:: A block of data ::
+ + + + + + +
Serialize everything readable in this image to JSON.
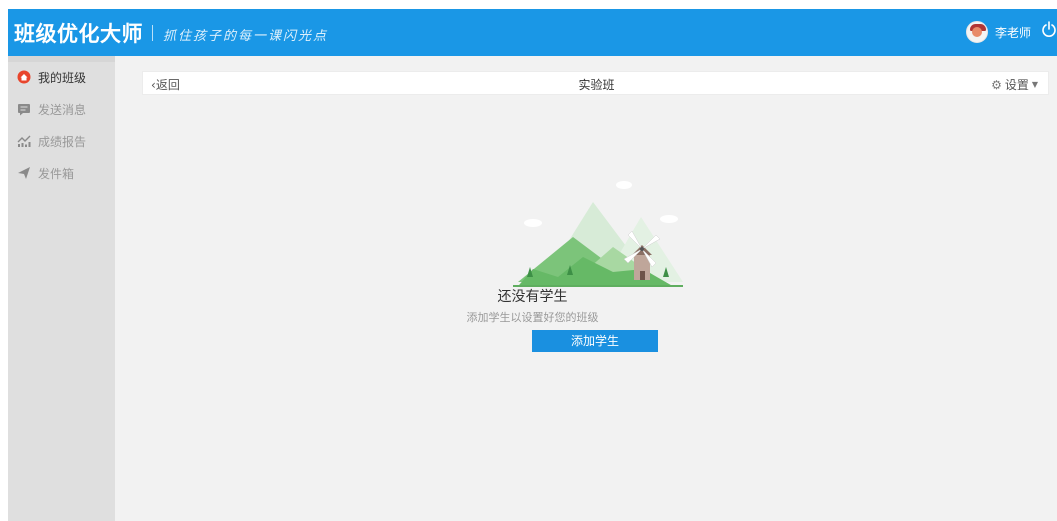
{
  "header": {
    "brand": "班级优化大师",
    "slogan": "抓住孩子的每一课闪光点",
    "username": "李老师",
    "avatar_icon": "user-avatar",
    "power_icon": "power-icon",
    "bg_color": "#1a97e6"
  },
  "sidebar": {
    "items": [
      {
        "label": "我的班级",
        "icon": "home-icon",
        "active": true
      },
      {
        "label": "发送消息",
        "icon": "message-icon",
        "active": false
      },
      {
        "label": "成绩报告",
        "icon": "chart-icon",
        "active": false
      },
      {
        "label": "发件箱",
        "icon": "send-icon",
        "active": false
      }
    ]
  },
  "toolbar": {
    "back_label": "返回",
    "back_icon": "chevron-left-icon",
    "class_name": "实验班",
    "settings_label": "设置",
    "settings_icon": "gear-icon",
    "dropdown_icon": "caret-down-icon"
  },
  "empty_state": {
    "illustration": "windmill-mountains-illustration",
    "title": "还没有学生",
    "subtitle": "添加学生以设置好您的班级",
    "button_label": "添加学生",
    "accent_color": "#1a90e0"
  }
}
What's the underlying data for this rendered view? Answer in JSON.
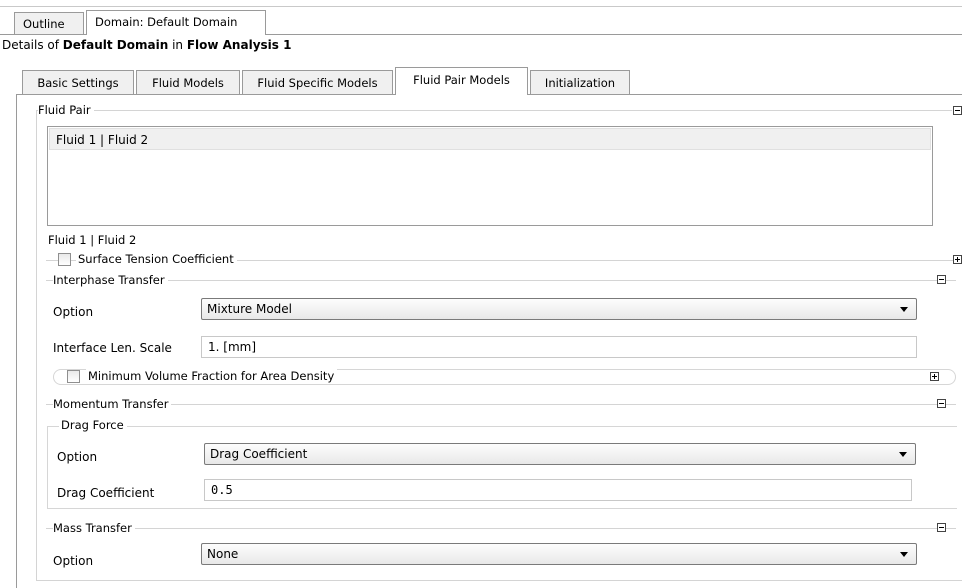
{
  "top_tabs": [
    {
      "label": "Outline"
    },
    {
      "label": "Domain: Default Domain"
    }
  ],
  "details": {
    "prefix": "Details of ",
    "object": "Default Domain",
    "middle": " in ",
    "parent": "Flow Analysis 1"
  },
  "sub_tabs": [
    {
      "label": "Basic Settings"
    },
    {
      "label": "Fluid Models"
    },
    {
      "label": "Fluid Specific Models"
    },
    {
      "label": "Fluid Pair Models"
    },
    {
      "label": "Initialization"
    }
  ],
  "fluid_pair": {
    "title": "Fluid Pair",
    "items": [
      "Fluid 1 | Fluid 2"
    ]
  },
  "pair_section": {
    "title": "Fluid 1 | Fluid 2",
    "surface_tension_label": "Surface Tension Coefficient",
    "surface_tension_checked": false
  },
  "interphase": {
    "title": "Interphase Transfer",
    "option_label": "Option",
    "option_value": "Mixture Model",
    "len_scale_label": "Interface Len. Scale",
    "len_scale_value": "1. [mm]",
    "min_vol_label": "Minimum Volume Fraction for Area Density",
    "min_vol_checked": false
  },
  "momentum": {
    "title": "Momentum Transfer",
    "drag_title": "Drag Force",
    "option_label": "Option",
    "option_value": "Drag Coefficient",
    "coef_label": "Drag Coefficient",
    "coef_value": "0.5"
  },
  "mass": {
    "title": "Mass Transfer",
    "option_label": "Option",
    "option_value": "None"
  }
}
+ + + + + + +
Find every line that has "JSON" in it, then return those lines.

:: Response to the exercise ::
Serialize everything readable in this image to JSON.
What's the underlying data for this rendered view? Answer in JSON.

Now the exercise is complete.